** START Listed entries **

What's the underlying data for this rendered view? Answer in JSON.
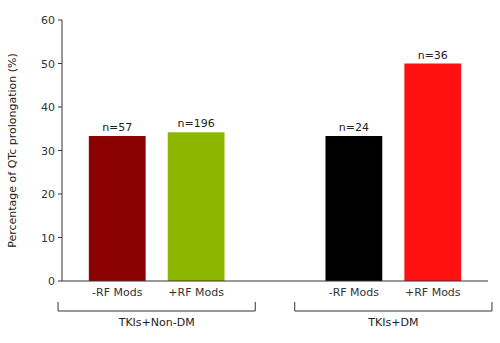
{
  "chart_data": {
    "type": "bar",
    "y_label": "Percentage of QTc prolongation (%)",
    "categories": [
      "-RF Mods",
      "+RF Mods",
      "-RF Mods",
      "+RF Mods"
    ],
    "values": [
      33.33,
      34.18,
      33.33,
      50.0
    ],
    "colors": [
      "#8B0000",
      "#8DB600",
      "#000000",
      "#FF1111"
    ],
    "annotations": [
      "n=57",
      "n=196",
      "n=24",
      "n=36"
    ],
    "groups": [
      {
        "label": "TKIs+Non-DM",
        "size": 2
      },
      {
        "label": "TKIs+DM",
        "size": 2
      }
    ],
    "ylim": [
      0,
      60
    ],
    "yticks": [
      0,
      10,
      20,
      30,
      40,
      50,
      60
    ],
    "grid": false
  }
}
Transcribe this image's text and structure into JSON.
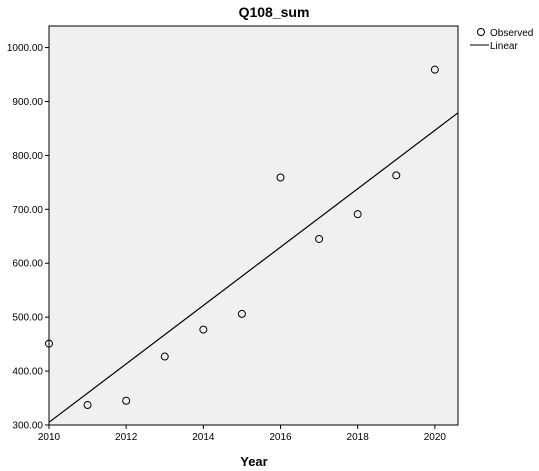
{
  "chart_data": {
    "type": "scatter",
    "title": "Q108_sum",
    "xlabel": "Year",
    "ylabel": "",
    "xlim": [
      2010,
      2020.6
    ],
    "ylim": [
      300,
      1040
    ],
    "xticks": [
      "2010",
      "2012",
      "2014",
      "2016",
      "2018",
      "2020"
    ],
    "yticks": [
      "300.00",
      "400.00",
      "500.00",
      "600.00",
      "700.00",
      "800.00",
      "900.00",
      "1000.00"
    ],
    "grid": false,
    "legend": "right",
    "series": [
      {
        "name": "Observed",
        "kind": "points",
        "x": [
          2010,
          2011,
          2012,
          2013,
          2014,
          2015,
          2016,
          2017,
          2018,
          2019,
          2020
        ],
        "y": [
          451,
          337,
          345,
          427,
          477,
          506,
          759,
          645,
          691,
          763,
          959
        ]
      },
      {
        "name": "Linear",
        "kind": "line",
        "x": [
          2010,
          2020.6
        ],
        "y": [
          305,
          879
        ]
      }
    ],
    "colors": {
      "plot_background": "#f0f0f0",
      "marker": "#000000",
      "line": "#000000"
    }
  }
}
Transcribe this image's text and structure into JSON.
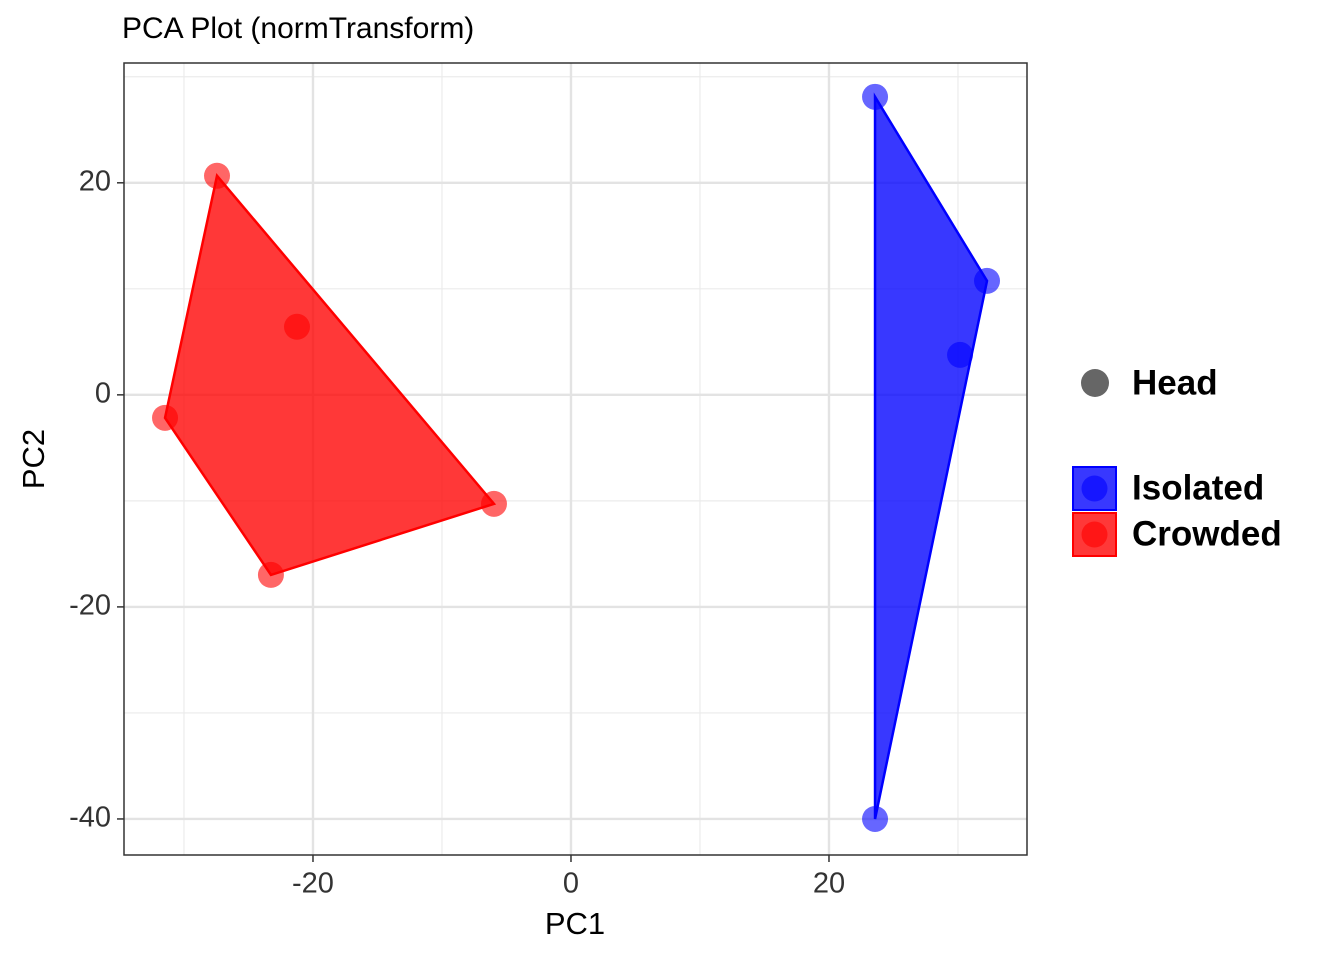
{
  "chart_data": {
    "type": "scatter",
    "title": "PCA Plot (normTransform)",
    "x_label": "PC1",
    "y_label": "PC2",
    "xlim": [
      -34.65,
      35.35
    ],
    "ylim": [
      -43.4,
      31.3
    ],
    "xticks": [
      -20,
      0,
      20
    ],
    "yticks": [
      -40,
      -20,
      0,
      20
    ],
    "xminorticks": [
      -30,
      -10,
      10,
      30
    ],
    "yminorticks": [
      -30,
      -10,
      10,
      30
    ],
    "grid": true,
    "hull": true,
    "shape_legend": "Head",
    "shape_color": "#666666",
    "series": [
      {
        "name": "Isolated",
        "color": "#0000ff",
        "x": [
          23.57,
          32.25,
          30.16,
          23.57
        ],
        "y": [
          28.11,
          10.75,
          3.77,
          -40.0
        ]
      },
      {
        "name": "Crowded",
        "color": "#ff0000",
        "x": [
          -27.44,
          -21.24,
          -31.47,
          -23.26,
          -5.97
        ],
        "y": [
          20.66,
          6.42,
          -2.17,
          -16.98,
          -10.28
        ]
      }
    ]
  }
}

** END Listed entries **

### Job
Going through the entries above line by line, work out how many lines include the word "title". Only the number is required.

### Answer to this task
2